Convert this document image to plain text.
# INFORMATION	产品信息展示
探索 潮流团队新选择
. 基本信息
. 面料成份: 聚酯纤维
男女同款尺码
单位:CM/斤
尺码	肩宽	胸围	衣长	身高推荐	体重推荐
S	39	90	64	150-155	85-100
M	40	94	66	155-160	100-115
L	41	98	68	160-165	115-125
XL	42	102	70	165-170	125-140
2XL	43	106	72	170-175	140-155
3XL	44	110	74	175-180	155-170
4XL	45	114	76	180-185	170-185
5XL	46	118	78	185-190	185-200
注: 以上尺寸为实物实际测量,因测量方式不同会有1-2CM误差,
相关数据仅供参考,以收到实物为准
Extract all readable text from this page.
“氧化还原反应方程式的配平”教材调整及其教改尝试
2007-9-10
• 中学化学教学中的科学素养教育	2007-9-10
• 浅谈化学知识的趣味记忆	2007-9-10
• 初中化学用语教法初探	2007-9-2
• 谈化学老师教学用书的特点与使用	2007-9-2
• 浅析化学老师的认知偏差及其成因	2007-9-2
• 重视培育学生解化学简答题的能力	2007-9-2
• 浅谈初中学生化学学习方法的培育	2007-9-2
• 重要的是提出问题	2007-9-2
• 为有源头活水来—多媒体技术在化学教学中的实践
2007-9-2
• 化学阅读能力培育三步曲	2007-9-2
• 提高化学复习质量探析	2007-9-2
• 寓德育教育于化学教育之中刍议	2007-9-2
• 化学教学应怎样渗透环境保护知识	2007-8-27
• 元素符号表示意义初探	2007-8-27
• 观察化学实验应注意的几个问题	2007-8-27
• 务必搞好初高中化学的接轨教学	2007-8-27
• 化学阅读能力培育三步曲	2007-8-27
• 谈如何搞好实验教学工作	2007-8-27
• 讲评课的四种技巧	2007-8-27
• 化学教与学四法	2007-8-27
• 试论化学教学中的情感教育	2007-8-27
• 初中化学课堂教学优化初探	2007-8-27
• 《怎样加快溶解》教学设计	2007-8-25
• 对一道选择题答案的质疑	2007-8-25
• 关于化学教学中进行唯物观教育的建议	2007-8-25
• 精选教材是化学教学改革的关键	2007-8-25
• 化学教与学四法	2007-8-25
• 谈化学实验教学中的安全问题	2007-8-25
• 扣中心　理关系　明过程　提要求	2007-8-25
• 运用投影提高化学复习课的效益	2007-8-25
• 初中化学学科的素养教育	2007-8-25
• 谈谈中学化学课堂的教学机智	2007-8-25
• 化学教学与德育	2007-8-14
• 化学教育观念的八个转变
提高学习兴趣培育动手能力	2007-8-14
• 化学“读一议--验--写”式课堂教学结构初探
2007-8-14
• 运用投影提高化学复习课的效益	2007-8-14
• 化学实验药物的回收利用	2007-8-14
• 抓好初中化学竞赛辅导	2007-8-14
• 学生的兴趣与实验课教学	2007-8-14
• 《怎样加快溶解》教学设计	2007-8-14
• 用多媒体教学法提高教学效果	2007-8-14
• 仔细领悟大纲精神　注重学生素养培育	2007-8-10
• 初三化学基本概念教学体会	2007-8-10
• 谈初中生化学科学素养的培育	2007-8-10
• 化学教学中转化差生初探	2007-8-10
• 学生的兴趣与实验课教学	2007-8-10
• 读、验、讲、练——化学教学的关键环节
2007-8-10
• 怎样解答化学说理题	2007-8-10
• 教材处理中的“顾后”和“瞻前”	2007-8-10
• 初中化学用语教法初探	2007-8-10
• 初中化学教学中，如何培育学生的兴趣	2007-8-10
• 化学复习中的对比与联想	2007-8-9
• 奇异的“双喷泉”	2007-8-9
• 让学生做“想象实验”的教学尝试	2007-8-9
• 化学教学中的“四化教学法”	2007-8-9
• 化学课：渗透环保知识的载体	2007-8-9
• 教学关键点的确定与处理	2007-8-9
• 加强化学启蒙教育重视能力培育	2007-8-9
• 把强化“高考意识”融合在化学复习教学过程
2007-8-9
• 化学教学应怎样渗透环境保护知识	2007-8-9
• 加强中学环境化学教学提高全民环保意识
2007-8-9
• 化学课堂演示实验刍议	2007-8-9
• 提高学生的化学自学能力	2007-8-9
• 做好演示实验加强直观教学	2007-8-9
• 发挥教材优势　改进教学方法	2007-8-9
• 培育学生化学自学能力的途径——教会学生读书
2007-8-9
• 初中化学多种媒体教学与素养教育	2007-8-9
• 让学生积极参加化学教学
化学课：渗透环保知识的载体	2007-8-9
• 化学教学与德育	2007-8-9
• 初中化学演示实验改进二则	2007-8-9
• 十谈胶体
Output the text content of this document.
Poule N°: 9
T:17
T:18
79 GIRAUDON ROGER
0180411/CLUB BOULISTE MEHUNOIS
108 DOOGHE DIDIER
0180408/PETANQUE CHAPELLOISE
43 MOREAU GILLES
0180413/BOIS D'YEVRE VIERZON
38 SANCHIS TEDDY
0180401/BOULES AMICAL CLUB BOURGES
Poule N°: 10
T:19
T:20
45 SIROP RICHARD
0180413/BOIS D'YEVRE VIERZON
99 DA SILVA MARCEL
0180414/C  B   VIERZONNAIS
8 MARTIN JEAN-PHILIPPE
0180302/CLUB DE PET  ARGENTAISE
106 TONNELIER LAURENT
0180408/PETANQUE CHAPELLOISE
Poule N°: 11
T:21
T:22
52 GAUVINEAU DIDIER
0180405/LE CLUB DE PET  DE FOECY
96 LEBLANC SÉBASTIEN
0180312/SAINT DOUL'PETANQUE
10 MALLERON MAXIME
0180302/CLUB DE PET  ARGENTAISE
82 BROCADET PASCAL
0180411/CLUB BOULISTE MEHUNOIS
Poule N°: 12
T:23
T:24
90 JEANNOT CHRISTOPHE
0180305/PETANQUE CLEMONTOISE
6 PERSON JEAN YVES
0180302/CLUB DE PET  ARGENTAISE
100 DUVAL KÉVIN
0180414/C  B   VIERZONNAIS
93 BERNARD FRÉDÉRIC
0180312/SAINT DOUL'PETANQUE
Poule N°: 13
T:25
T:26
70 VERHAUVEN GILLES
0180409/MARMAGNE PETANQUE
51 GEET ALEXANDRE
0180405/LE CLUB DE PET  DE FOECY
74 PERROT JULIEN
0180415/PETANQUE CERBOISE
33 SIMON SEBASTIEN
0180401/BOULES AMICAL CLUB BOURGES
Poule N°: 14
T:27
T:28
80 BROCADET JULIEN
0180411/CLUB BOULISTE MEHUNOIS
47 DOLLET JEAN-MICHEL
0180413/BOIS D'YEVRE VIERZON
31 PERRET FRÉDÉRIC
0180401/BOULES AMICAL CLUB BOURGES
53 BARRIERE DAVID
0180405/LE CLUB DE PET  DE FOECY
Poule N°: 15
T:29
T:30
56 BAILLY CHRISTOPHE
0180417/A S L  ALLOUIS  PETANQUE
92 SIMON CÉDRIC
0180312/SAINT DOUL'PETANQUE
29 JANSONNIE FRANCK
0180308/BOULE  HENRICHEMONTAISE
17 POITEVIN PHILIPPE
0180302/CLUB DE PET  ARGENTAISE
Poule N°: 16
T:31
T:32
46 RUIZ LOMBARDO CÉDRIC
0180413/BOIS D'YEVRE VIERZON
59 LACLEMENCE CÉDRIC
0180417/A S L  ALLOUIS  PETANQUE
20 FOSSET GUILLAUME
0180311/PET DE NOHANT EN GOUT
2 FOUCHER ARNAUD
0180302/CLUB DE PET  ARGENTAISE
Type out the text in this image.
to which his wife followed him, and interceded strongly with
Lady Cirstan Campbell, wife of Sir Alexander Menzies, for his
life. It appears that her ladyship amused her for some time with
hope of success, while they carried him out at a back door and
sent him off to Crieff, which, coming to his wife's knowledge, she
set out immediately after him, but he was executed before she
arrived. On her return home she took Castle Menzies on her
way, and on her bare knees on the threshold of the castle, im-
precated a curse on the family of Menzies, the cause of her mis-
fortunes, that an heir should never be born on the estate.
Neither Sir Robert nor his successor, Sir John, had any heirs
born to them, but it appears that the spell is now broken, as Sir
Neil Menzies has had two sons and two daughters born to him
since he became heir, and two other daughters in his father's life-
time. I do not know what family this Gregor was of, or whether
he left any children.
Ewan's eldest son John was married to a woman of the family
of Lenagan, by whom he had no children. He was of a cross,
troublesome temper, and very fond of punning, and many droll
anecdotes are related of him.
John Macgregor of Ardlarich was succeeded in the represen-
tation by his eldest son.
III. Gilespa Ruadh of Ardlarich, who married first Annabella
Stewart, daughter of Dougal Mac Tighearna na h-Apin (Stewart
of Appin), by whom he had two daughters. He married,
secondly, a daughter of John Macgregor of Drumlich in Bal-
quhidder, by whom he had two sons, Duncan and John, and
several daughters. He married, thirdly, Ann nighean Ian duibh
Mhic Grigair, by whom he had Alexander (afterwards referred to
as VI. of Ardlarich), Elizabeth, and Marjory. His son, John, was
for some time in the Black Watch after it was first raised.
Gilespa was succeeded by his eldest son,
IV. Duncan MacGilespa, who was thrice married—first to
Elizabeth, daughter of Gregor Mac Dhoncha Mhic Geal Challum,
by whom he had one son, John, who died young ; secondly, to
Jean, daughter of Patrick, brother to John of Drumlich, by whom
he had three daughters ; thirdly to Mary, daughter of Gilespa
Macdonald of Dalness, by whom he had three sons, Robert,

--

*WRITTEN EXERCISE*
Report only how many lines of the listing hold the word "daughters".

*EXERCISE OUTPUT*
5